### ÉNONCÉ DE LA TÂCHE
D'après la critique du film Vincere, quel acteur prête son visage à Mussolini ? Répondez en quelques mots, s'il vous plaît.

### EXTRAIT FOURNI
Vincere, de Marco Bellocchio

« Audacia ! Audacia ! » ou l’audace d’une guerre, lisait-on sur les tracts belliqueux d’une Italie en marche militaire vers le fascisme. « Audacia ! Audacia ! » en surimpression sur les images d’archives, intelligemment intégrées dans cette œuvre opératique d’un Bellocchio, pour le coup, très audacieux. Et quand bien même ce Vincere est un vaincre (1) qui n’est pas forcément synonyme d’une victoire totale et cinématographique, l’œuvre symbolise comme aucune autre le retour en grâce du cinéma italien.   

Vincere c’est tout d’abord vaincre ses fantômes - « fantasma » en italien - fantômes du fascisme mais plus encore, fantasme d’une image entêtante d’un amant, Mussolini, sur sa maîtresse, Ilda Dalser. Dès lors, fantômes et fantasmes se confondent dans l’opéra tragique de cette amante aimante, mère d’un fils, « Benitino », conçu, reconnu puis désavoué par son père, le Duce. Alors jamais en la mémoire d’Ilda, Mussolini n’apparaîtra avec son vrai visage, celui des images d’archives, mais avec le visage de l’acteur Filippo Timi (excellent), visage de son fantasme amoureux devenu par la suite, son fantôme. Le combat d’Ilda est celui de la reconnaissance tant pour son fils que pour elle-même, seule face aux chemises noires des fascistes et aux chemises blanches des hôpitaux psychiatriques. Ce combat était perdu d’avance, et ce dès le premier baiser où le jeune Mussolini alors militant socialiste, blessé et traqué, se cache en ses lèvres pour mieux s’enfuir, ne lui laissant que du sang sur les mains.

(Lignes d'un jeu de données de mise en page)
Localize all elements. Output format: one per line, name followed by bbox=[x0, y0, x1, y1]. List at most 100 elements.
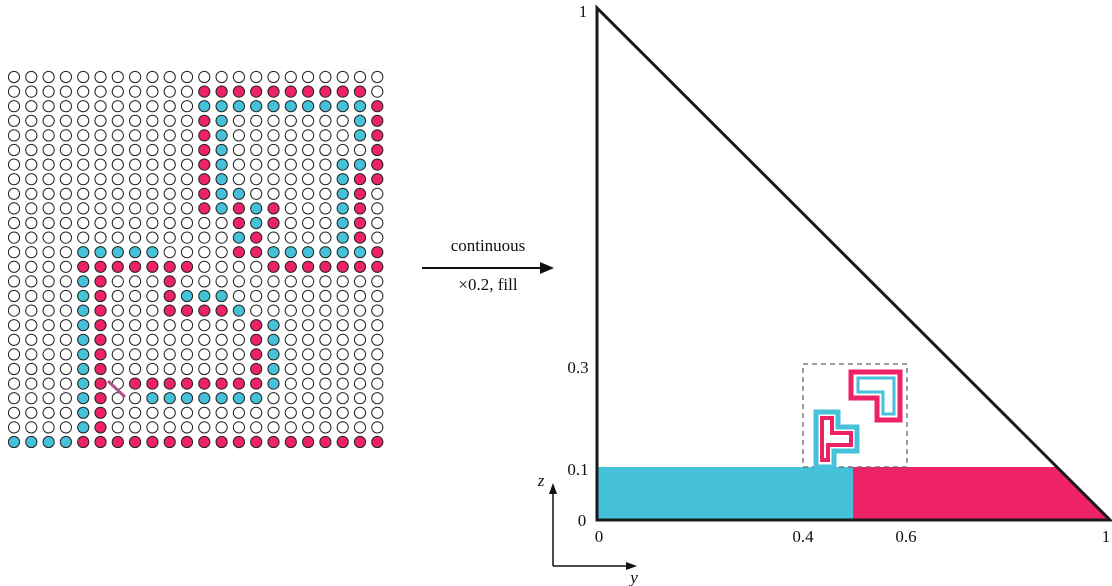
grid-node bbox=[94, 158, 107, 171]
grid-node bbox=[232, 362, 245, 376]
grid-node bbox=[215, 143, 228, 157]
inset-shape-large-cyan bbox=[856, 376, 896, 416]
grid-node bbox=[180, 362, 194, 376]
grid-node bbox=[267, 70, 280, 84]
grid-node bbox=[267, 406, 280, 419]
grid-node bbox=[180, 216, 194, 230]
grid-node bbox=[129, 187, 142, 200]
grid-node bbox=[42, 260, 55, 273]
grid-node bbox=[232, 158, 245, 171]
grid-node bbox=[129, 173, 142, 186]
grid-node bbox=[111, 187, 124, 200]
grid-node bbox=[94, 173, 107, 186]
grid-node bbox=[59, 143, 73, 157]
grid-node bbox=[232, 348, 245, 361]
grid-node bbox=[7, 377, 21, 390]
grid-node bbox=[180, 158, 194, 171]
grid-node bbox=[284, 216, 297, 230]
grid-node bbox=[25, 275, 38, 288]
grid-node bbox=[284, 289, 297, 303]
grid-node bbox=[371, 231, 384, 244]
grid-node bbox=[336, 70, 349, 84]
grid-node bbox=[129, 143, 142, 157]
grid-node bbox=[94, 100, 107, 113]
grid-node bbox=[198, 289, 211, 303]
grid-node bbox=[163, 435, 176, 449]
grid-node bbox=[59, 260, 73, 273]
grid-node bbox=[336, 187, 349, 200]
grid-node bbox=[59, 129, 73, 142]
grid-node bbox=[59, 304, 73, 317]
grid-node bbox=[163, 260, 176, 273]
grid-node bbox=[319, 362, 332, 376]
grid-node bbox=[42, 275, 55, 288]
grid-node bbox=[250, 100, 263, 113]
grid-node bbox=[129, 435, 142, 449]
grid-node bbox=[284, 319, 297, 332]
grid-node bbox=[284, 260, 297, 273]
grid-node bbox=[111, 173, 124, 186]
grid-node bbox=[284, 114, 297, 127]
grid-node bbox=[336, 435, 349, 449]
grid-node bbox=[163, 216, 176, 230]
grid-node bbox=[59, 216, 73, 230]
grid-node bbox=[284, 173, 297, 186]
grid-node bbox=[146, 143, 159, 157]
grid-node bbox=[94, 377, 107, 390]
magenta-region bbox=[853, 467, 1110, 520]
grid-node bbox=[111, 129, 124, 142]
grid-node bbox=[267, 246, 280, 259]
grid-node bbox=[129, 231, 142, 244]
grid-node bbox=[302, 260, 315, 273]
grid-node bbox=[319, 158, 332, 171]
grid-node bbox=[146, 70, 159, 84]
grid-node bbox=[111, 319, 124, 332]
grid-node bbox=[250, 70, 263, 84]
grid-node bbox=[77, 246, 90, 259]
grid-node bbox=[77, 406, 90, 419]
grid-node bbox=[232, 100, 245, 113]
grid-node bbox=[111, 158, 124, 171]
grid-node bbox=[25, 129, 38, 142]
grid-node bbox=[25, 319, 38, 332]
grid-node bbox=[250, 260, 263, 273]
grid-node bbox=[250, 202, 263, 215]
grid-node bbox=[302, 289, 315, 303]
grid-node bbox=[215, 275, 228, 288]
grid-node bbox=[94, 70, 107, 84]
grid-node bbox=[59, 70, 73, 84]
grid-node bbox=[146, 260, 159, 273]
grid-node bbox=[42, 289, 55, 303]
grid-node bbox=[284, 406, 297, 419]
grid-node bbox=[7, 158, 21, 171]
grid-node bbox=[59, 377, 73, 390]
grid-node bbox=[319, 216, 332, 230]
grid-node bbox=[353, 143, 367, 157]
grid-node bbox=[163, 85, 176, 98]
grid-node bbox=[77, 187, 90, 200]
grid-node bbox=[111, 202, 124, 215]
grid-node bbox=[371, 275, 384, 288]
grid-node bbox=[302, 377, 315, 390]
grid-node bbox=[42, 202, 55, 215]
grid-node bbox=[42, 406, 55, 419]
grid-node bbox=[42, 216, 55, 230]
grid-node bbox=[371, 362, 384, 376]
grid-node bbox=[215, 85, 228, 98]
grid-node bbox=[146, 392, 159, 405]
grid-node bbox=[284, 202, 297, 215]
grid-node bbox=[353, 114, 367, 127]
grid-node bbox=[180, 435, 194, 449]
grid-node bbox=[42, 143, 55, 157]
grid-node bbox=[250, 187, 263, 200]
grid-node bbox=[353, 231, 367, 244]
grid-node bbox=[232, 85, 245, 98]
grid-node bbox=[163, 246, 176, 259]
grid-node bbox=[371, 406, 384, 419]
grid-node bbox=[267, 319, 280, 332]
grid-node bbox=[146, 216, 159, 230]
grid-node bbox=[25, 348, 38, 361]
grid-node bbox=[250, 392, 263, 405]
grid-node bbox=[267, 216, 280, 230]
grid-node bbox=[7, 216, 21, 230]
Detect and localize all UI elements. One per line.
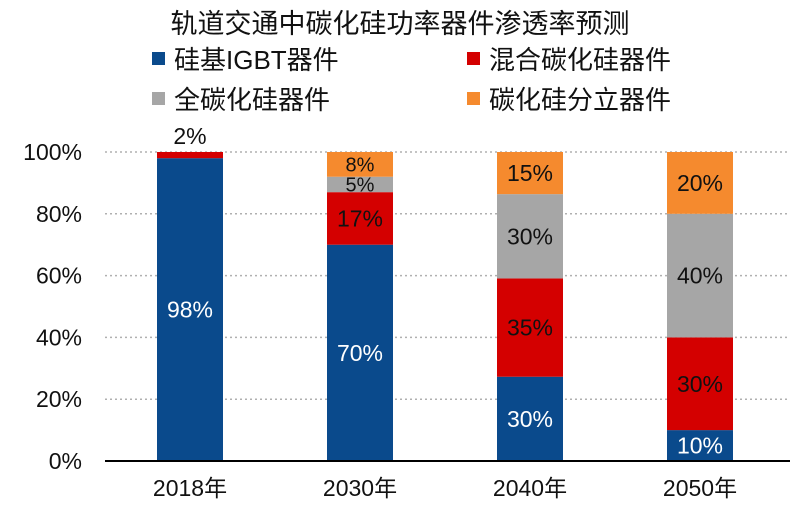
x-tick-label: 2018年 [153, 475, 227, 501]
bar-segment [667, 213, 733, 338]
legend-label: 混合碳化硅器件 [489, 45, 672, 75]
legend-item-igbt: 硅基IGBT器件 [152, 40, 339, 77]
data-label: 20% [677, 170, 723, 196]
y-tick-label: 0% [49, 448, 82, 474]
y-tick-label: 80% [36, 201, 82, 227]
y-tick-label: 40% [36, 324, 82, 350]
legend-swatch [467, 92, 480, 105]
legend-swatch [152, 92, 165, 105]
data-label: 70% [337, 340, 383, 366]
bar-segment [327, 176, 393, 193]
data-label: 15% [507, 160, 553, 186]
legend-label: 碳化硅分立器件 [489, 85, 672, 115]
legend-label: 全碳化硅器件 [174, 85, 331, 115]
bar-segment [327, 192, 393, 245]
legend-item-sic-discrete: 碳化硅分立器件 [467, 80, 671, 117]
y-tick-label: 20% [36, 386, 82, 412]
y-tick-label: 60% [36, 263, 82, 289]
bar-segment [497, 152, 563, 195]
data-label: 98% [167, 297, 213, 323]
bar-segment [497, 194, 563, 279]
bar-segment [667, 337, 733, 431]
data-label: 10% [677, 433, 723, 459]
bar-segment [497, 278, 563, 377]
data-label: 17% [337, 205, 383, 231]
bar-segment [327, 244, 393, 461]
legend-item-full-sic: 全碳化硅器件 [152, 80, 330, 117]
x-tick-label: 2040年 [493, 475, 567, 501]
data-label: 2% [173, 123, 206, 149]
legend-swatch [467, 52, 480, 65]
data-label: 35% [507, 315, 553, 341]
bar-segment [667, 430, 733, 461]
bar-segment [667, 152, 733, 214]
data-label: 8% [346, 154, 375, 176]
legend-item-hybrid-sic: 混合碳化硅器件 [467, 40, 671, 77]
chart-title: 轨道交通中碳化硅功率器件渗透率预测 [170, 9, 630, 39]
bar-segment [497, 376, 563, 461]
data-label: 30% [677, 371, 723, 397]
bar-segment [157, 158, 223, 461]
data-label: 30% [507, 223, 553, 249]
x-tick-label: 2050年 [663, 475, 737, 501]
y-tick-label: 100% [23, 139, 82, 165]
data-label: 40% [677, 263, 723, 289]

### TÂCHE RÉALISÉE
Filippo Timi.